**Dataset**
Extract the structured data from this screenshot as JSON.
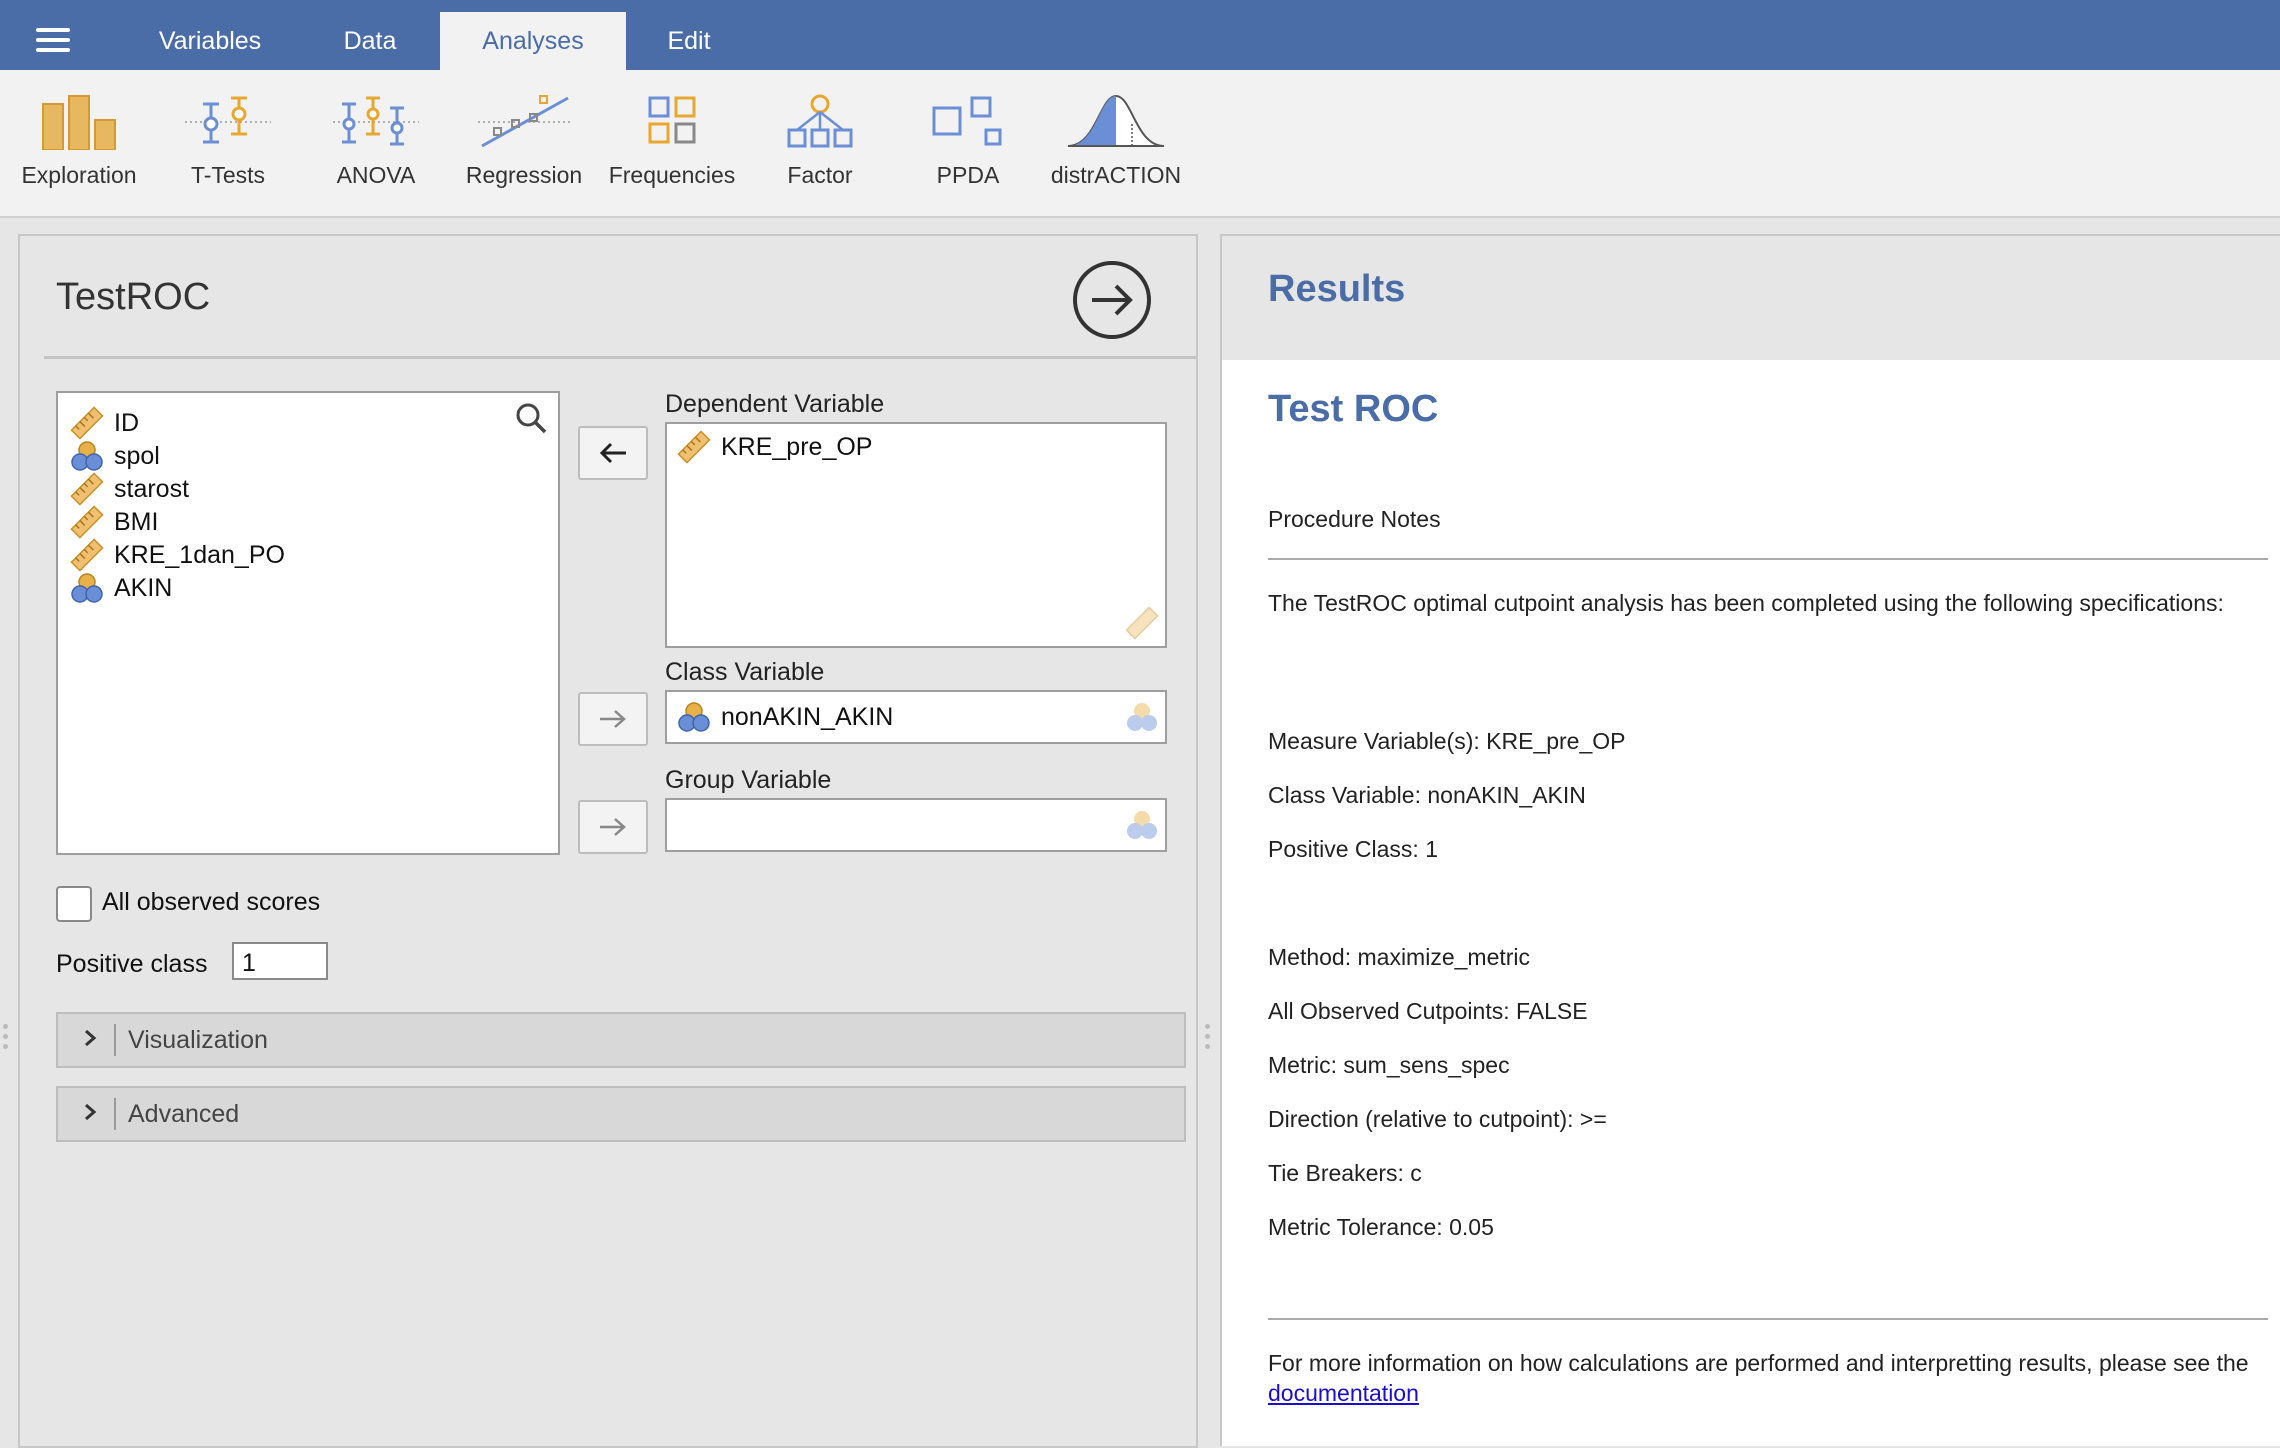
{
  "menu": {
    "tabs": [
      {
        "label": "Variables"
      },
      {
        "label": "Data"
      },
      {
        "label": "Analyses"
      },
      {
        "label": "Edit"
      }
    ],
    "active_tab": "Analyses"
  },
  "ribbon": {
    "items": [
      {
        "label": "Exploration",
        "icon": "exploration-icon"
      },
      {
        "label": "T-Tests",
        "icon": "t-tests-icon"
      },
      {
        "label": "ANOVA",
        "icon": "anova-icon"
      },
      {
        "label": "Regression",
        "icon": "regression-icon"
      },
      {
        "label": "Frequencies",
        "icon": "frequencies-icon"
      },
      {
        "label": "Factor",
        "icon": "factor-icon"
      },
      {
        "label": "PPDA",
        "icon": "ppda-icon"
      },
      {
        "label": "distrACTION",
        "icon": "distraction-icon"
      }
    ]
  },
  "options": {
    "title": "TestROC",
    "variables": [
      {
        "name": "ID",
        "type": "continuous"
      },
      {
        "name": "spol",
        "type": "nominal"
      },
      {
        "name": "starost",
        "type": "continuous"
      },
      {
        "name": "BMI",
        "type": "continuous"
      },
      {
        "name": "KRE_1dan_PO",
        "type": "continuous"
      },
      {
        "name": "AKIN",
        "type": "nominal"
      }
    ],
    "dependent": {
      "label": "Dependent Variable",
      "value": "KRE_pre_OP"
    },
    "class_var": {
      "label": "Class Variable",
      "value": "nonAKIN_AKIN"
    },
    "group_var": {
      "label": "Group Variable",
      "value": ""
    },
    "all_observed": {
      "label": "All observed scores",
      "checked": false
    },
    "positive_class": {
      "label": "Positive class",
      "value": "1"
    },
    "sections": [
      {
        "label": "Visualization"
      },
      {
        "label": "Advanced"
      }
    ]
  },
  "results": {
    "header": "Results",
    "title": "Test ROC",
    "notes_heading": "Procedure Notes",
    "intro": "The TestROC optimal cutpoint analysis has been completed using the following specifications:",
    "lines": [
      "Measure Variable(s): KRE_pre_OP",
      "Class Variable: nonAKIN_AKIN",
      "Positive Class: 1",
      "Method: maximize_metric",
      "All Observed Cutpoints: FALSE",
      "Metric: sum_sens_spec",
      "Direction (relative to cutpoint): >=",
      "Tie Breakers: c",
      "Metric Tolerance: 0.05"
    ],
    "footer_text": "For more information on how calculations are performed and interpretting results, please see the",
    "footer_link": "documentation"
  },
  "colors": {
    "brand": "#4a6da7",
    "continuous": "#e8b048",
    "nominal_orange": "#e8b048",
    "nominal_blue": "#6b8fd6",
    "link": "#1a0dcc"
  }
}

--

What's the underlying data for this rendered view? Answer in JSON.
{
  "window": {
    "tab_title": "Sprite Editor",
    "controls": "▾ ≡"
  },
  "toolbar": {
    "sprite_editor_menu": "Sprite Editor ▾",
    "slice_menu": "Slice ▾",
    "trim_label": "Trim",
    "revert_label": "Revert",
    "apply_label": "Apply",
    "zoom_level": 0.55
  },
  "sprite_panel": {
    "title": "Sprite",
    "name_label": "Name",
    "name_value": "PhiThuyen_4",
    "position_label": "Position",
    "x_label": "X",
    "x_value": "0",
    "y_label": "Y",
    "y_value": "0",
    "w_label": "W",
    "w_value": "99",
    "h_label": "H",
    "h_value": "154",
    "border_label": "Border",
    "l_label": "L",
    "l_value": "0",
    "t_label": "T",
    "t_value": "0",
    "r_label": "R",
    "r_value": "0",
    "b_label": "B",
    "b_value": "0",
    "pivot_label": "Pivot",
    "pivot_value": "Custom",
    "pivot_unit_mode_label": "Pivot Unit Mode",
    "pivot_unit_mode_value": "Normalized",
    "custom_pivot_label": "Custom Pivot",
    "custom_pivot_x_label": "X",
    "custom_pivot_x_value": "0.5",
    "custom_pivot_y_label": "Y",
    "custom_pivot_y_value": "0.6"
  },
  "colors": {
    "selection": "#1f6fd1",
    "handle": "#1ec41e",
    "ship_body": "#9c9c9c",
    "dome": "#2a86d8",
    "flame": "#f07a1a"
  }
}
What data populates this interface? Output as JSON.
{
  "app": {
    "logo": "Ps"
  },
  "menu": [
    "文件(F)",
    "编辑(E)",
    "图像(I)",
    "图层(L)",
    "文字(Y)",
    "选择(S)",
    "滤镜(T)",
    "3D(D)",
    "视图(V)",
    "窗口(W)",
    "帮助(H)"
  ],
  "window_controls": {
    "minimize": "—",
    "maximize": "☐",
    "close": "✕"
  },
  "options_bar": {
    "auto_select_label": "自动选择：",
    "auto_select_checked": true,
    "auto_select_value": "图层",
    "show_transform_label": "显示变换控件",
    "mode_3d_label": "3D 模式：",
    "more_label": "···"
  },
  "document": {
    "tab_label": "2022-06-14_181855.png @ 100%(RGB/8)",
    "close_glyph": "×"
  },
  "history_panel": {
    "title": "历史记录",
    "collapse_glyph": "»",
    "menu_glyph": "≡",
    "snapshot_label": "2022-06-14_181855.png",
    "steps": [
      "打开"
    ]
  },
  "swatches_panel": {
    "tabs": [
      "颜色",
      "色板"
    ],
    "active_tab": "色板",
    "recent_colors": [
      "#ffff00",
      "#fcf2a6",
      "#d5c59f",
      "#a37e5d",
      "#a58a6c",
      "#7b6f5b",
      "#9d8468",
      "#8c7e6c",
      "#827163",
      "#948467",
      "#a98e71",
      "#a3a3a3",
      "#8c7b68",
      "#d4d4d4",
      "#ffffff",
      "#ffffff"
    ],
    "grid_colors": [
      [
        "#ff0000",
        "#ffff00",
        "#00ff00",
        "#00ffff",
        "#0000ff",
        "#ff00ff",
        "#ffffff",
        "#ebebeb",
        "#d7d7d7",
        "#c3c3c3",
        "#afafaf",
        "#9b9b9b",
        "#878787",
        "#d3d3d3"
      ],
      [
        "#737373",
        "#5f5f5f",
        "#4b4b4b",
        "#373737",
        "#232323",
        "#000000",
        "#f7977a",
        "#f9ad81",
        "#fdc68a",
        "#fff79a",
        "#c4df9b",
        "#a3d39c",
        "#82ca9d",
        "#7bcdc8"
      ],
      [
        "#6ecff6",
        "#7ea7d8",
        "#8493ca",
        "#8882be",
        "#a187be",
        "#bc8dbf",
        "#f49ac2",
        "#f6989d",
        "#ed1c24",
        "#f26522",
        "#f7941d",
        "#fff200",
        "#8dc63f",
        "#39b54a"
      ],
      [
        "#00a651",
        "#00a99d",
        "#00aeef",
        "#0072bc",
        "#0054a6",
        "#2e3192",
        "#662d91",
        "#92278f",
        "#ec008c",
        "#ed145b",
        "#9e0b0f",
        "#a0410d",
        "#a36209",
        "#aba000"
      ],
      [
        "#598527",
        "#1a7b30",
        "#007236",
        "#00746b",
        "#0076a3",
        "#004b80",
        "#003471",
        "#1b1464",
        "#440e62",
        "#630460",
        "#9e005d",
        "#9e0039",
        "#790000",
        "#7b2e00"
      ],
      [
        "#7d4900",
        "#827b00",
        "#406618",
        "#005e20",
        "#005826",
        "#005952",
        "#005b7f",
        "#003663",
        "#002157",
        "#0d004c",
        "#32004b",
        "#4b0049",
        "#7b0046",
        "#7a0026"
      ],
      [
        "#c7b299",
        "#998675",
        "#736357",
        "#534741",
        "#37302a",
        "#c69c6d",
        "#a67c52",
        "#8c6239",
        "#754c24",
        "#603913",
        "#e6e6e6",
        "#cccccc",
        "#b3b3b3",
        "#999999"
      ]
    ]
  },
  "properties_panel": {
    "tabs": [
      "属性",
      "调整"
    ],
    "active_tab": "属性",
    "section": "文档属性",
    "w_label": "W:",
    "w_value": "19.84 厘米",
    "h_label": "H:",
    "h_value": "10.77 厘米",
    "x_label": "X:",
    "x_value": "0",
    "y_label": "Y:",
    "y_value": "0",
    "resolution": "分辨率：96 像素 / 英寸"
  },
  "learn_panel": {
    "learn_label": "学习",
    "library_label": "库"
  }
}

**Do this**
Copy all lines from the material that hold "JSON".

**The answer**
Extract the structured data from this screenshot as JSON.
What's the underlying data for this rendered view? Answer in JSON.
What data populates this interface? Output as JSON.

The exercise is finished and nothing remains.